**KUTIPAN TEKS**
--------

KOMPLEK MAKAN TROLOYO
Lokasi : Di Dukuh Sidodadi, Desa Sentonorejo, kecamatan Trowulan. Kira-kira 750 m di sebelah selatan Candi Kedaton dan Sumur Upas.
Lokasi : Di Dukuh Sidodadi, Desa Sentonorejo, kecamatan Trowulan. Kira-kira 750 m di sebelah selatan Candi Kedaton dan Sumur Upas.
Riwayat Singkat :
Dahulu
komplek makam Troloyo berupa sebuah hutan, seperti hutan Pakis yang
terletak lebih kurang 2 Km di sebelah selatannya. Peneliti pertama kali
P.J. Veth, hasil penelitiannya diterbitkan dalam buku Java II yang
diterbitkan dalam tahun 1878. Kemudian L.C. Damais seorang sarjana
berkebangsaan Perancis,hasil penelitiannya dibukukan dalam “Etudes
Javanaises I. Les Tombes Musulmanes datees de Tralaya” yang dimuat dalam
BEFEO (Bulletin de Ecole francaise D’extrement-Orient). Tome XLVII Fas.
2. 1957. Menurut Damais angka-angka tahun yang terdapat di komplek
makam Troloyo yang tertua berasal dari abad XIV dan termuda berasal dari
abad XVI. Kesimpulannya bahwa ketika Majapahit masih berdiri
orang-orang Islam sudah diterima tinggal di sekitar ibu kota. Ada dua
buah kelompok atau komplek pemakaman : sebuah komplek terletak di bagian
depan yakni di bagian tenggara dan sebuah lagi di bagian belakang
(barat laut). Komplek makam yang terletak di sebuah bagian depan
berturut-turut sebagai berikut :
1. Makam
yang dikenal dengan nama Pangeran Noto Suryo, nisan kakinya berangka
tahun dalam huruf Jawa Kuno 1397 Saka (= 1457 M) ada tulisan arab dan
lambang ‘surya Majapahit”.

--------

**DATA MENTAH**
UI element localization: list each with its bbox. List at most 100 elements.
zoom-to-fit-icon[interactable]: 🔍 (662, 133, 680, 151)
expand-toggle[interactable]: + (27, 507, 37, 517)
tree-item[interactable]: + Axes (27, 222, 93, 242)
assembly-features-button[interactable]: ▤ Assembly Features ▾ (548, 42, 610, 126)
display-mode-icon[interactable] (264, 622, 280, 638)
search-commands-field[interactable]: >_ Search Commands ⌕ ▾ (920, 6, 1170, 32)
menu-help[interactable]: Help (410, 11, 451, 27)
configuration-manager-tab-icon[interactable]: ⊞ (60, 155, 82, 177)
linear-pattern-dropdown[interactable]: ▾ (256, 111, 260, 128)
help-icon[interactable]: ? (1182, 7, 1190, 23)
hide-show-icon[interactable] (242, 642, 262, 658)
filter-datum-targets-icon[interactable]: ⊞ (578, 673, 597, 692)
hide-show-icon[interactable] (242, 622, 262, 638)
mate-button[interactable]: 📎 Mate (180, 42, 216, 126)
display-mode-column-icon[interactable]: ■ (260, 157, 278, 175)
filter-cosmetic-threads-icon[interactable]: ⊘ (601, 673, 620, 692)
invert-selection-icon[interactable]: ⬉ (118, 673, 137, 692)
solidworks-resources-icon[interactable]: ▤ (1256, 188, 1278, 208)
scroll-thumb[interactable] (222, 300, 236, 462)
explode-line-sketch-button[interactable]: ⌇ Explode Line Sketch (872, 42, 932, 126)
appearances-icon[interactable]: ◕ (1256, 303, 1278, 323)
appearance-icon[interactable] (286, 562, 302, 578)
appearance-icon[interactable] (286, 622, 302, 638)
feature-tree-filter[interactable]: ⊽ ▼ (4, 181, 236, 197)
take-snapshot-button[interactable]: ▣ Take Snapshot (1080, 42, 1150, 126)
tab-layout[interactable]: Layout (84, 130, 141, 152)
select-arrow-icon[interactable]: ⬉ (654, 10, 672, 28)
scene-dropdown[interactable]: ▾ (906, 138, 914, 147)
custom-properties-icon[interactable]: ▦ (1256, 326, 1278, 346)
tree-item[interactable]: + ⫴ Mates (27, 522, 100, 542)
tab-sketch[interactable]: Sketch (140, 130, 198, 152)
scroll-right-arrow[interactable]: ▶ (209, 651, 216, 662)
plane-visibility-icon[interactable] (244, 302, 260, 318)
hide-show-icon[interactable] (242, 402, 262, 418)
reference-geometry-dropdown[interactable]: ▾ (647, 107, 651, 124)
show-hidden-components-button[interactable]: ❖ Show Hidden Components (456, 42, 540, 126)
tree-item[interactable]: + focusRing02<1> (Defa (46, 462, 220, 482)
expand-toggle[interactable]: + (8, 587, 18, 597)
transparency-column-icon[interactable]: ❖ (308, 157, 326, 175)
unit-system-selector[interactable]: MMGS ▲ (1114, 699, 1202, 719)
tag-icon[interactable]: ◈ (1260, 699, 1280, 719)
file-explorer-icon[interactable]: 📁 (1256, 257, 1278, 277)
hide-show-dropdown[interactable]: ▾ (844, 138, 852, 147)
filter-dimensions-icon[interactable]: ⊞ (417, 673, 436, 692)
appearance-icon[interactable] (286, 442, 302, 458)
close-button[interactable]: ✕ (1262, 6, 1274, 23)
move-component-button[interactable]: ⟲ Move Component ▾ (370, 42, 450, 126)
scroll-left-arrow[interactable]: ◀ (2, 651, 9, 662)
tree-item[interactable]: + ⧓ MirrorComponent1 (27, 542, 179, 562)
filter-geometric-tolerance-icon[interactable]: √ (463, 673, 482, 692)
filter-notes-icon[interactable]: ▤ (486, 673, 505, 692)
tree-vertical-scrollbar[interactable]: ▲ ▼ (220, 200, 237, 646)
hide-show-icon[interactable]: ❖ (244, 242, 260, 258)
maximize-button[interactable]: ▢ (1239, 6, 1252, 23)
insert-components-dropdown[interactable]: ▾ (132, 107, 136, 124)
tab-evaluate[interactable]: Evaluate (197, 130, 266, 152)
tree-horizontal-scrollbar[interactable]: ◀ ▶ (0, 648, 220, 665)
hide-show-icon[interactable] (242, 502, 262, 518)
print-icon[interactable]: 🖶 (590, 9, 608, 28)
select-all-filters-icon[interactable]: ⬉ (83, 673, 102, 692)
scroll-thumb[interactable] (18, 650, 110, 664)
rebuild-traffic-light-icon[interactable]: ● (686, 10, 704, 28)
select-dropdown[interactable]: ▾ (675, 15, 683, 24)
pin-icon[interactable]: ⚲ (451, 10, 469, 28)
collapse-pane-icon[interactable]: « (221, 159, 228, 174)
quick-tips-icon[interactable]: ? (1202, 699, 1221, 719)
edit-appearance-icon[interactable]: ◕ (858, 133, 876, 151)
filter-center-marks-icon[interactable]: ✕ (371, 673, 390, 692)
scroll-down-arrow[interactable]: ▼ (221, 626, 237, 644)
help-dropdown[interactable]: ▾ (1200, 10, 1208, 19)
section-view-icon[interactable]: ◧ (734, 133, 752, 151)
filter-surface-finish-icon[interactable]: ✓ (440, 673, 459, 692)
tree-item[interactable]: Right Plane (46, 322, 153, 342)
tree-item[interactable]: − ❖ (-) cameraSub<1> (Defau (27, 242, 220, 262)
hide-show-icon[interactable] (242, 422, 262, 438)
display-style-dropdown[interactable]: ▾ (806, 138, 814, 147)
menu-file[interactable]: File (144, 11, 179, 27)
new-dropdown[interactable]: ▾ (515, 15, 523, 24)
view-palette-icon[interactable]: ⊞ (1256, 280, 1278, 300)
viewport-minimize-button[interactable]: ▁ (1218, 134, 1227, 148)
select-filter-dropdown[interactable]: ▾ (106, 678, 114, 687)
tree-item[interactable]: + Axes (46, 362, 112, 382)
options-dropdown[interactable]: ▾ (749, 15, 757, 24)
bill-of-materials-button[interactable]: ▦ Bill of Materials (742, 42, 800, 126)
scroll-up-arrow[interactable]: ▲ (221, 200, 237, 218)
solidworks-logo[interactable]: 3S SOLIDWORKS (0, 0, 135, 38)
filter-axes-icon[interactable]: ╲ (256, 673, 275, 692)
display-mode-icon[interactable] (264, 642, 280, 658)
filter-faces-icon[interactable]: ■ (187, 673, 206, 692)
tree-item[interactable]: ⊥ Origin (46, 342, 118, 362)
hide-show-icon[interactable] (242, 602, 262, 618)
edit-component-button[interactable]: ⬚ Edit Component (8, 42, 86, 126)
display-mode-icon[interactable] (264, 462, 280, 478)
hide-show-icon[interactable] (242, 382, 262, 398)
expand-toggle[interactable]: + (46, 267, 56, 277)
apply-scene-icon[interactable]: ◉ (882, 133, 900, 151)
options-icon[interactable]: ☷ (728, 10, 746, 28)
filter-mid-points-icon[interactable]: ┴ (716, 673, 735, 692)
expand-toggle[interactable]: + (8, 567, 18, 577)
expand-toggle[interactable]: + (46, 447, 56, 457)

--------

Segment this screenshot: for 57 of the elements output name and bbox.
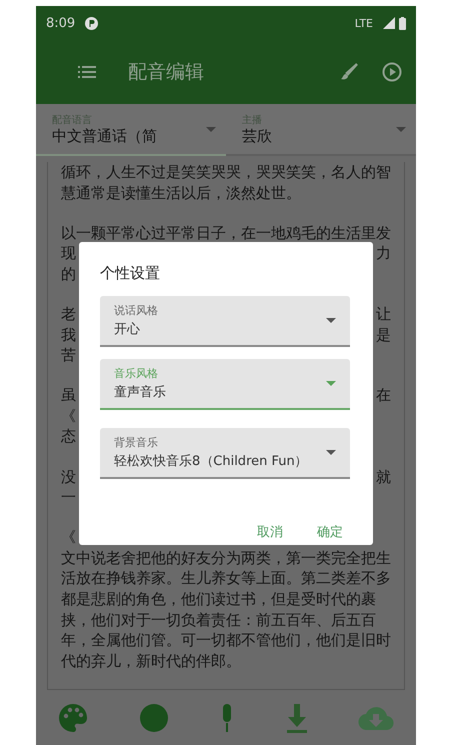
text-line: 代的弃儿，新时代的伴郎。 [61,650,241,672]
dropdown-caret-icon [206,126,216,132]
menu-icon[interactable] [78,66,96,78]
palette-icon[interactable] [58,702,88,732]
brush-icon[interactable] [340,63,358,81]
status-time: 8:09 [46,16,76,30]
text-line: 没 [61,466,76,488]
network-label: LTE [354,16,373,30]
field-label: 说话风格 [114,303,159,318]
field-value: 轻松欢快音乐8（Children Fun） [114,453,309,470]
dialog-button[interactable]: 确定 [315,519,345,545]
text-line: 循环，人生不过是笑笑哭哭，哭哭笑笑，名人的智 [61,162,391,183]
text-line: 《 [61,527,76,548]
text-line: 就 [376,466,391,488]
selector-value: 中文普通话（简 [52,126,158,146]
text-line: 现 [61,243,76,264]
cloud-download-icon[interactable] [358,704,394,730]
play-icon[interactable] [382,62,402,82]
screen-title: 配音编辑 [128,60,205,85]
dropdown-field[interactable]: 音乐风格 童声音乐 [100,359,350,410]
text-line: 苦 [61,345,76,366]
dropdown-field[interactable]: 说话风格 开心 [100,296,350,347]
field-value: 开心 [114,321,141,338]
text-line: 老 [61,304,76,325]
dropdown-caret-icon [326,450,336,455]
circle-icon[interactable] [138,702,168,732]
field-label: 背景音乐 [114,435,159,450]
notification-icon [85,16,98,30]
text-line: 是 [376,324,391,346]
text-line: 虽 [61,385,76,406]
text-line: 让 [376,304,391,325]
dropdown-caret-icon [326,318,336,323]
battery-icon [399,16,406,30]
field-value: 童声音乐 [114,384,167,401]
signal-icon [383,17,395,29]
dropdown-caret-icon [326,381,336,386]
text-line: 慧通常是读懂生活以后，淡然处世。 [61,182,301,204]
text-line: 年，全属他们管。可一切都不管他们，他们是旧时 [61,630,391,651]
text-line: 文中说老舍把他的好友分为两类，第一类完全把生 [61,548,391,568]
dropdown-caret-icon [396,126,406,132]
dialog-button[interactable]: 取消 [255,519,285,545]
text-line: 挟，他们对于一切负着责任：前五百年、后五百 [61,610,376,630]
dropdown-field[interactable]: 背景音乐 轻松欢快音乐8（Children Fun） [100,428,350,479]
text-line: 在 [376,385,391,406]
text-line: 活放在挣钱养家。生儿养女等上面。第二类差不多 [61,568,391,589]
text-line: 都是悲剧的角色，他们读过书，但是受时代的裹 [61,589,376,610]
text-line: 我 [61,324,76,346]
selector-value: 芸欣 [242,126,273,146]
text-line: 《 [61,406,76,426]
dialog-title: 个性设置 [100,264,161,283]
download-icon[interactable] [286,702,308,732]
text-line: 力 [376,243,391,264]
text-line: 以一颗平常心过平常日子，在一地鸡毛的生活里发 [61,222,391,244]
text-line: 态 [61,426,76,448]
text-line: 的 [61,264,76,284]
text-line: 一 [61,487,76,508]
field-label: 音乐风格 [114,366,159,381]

--------

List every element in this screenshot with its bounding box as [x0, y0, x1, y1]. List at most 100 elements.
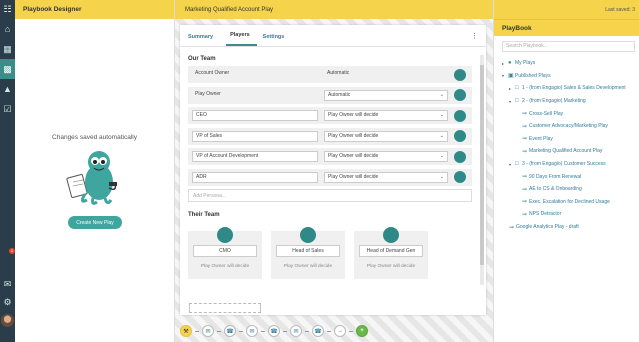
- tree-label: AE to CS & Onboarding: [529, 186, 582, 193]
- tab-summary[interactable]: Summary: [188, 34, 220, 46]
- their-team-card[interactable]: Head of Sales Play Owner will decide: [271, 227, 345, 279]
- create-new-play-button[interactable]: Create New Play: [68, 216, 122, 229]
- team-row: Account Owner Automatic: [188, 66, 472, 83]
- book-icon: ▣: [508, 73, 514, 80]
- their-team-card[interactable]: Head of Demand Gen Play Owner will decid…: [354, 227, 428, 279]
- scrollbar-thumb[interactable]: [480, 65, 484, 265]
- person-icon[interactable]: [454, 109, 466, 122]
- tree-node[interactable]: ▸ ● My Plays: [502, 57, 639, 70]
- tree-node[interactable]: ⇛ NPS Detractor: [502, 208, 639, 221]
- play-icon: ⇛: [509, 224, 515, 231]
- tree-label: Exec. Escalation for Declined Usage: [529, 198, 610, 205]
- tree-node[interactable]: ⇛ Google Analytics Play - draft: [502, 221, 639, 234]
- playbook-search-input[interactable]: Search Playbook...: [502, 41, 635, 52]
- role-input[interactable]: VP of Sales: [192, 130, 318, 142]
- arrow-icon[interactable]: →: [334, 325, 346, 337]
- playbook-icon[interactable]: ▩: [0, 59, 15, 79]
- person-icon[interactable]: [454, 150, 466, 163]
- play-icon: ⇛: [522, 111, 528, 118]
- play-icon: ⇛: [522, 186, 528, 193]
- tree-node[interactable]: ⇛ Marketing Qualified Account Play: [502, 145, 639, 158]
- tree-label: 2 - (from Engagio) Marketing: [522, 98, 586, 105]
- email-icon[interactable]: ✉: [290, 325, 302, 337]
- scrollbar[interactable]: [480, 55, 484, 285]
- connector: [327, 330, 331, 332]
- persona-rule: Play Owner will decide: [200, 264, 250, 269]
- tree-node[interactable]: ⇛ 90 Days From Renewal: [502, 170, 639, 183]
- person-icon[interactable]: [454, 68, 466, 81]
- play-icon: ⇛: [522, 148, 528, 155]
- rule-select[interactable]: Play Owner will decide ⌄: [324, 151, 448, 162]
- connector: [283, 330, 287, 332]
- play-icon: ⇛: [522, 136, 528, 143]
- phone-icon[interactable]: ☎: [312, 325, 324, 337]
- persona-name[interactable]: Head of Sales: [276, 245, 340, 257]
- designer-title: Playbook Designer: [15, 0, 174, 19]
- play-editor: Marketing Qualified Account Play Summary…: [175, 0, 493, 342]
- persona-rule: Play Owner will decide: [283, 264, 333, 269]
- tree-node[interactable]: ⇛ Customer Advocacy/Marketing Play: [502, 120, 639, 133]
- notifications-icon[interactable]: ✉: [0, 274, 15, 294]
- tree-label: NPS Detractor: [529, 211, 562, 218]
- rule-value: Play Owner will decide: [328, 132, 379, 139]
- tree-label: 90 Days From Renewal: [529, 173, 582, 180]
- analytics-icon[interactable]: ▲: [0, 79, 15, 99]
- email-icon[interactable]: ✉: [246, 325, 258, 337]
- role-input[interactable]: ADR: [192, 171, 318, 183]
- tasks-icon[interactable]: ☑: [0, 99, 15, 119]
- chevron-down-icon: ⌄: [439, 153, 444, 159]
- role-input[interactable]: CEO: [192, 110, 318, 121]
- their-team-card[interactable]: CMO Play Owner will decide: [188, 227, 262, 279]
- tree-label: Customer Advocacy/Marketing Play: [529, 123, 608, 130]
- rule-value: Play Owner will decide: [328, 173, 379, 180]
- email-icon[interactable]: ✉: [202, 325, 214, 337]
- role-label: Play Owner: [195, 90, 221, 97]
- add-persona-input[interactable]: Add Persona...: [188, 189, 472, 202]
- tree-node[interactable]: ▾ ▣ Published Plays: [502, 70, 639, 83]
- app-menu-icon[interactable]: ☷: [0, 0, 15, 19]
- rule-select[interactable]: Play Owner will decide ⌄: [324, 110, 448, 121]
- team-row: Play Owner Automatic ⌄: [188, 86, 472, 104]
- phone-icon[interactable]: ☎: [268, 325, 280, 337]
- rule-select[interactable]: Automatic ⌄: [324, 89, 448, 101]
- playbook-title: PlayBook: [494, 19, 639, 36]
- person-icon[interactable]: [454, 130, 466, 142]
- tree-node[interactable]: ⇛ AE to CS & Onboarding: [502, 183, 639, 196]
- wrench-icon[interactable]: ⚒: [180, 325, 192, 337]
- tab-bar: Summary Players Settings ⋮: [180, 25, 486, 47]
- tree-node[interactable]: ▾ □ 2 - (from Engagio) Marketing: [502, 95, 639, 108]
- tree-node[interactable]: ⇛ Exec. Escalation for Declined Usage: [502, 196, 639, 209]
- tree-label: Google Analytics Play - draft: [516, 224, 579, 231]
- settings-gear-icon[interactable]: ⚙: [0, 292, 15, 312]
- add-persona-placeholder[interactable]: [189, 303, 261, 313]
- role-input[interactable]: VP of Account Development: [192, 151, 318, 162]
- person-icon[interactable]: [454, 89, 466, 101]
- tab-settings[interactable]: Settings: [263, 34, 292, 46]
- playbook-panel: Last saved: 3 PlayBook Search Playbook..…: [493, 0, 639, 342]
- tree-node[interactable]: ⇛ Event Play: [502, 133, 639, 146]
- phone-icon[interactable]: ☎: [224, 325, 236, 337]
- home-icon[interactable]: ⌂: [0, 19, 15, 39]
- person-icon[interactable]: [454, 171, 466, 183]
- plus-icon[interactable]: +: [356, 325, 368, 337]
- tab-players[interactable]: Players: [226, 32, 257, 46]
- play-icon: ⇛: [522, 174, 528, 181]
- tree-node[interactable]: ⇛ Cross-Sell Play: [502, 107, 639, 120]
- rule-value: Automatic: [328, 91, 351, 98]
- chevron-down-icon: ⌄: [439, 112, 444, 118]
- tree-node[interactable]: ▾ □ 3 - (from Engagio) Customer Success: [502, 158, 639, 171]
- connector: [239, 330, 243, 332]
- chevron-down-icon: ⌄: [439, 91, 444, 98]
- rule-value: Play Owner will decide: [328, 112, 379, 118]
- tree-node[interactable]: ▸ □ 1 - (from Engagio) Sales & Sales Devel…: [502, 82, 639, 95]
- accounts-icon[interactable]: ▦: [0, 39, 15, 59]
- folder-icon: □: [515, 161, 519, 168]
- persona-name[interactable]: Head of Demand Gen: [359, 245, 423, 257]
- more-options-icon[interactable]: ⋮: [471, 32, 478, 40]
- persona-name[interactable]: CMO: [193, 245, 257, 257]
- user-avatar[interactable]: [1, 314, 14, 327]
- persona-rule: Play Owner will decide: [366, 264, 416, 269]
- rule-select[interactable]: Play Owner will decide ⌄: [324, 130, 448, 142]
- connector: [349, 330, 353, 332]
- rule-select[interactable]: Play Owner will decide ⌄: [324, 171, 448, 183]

--------

**YANG AKAN DIKERJAKAN**
1 - Suntinglah kutipan teks tentang makam Troloyo: tulis kembali bagian antara "KOMPLEK MAKAN TROLOYO" dan "Tome XLVII Fas.", termasuk keduanya, dengan mengganti "hutan" menjadi "rimba".
2 - Menurut kutipan teks tentang makam Troloyo, siapakah peneliti pertama kompleks makam itu?
Daftar tersebut sama sekali tidak dipakai di sini.

**JAWABAN LENGKAP**
1 -
KOMPLEK MAKAN TROLOYO
Lokasi : Di Dukuh Sidodadi, Desa Sentonorejo, kecamatan Trowulan. Kira-kira 750 m di sebelah selatan Candi Kedaton dan Sumur Upas.
Lokasi : Di Dukuh Sidodadi, Desa Sentonorejo, kecamatan Trowulan. Kira-kira 750 m di sebelah selatan Candi Kedaton dan Sumur Upas.
Riwayat Singkat :
Dahulu
komplek makam Troloyo berupa sebuah rimba, seperti rimba Pakis yang
terletak lebih kurang 2 Km di sebelah selatannya. Peneliti pertama kali
P.J. Veth, hasil penelitiannya diterbitkan dalam buku Java II yang
diterbitkan dalam tahun 1878. Kemudian L.C. Damais seorang sarjana
berkebangsaan Perancis,hasil penelitiannya dibukukan dalam “Etudes
Javanaises I. Les Tombes Musulmanes datees de Tralaya” yang dimuat dalam
BEFEO (Bulletin de Ecole francaise D’extrement-Orient). Tome XLVII Fas.

2 - P.J. Veth.